Using the data below, copy each line that includes the word "XXXXXXXXXXX".
--- Start of INFORMATION GIVEN ---
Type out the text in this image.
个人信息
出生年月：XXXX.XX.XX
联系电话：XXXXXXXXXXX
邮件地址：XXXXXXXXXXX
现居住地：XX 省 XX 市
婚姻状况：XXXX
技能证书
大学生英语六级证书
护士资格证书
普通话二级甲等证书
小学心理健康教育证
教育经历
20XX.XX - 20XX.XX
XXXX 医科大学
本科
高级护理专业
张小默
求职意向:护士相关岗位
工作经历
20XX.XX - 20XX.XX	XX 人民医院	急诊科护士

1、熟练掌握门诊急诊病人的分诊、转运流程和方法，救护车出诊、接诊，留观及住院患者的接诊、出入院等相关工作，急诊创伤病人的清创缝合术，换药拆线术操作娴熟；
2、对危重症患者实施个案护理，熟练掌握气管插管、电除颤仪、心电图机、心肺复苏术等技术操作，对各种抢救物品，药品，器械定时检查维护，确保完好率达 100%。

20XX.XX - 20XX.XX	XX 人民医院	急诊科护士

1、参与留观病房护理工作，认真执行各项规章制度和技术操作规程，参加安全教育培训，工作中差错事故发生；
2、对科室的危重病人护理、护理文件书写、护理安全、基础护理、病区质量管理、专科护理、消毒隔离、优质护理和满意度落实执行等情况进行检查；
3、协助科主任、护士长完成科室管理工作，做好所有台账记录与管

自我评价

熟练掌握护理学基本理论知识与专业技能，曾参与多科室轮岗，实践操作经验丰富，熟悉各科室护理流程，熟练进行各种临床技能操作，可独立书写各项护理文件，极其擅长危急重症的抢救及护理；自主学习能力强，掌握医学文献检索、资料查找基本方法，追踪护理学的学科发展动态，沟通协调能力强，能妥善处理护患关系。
--- End of INFORMATION GIVEN ---
*EXERCISE SOLUTION*:
联系电话：XXXXXXXXXXX
邮件地址：XXXXXXXXXXX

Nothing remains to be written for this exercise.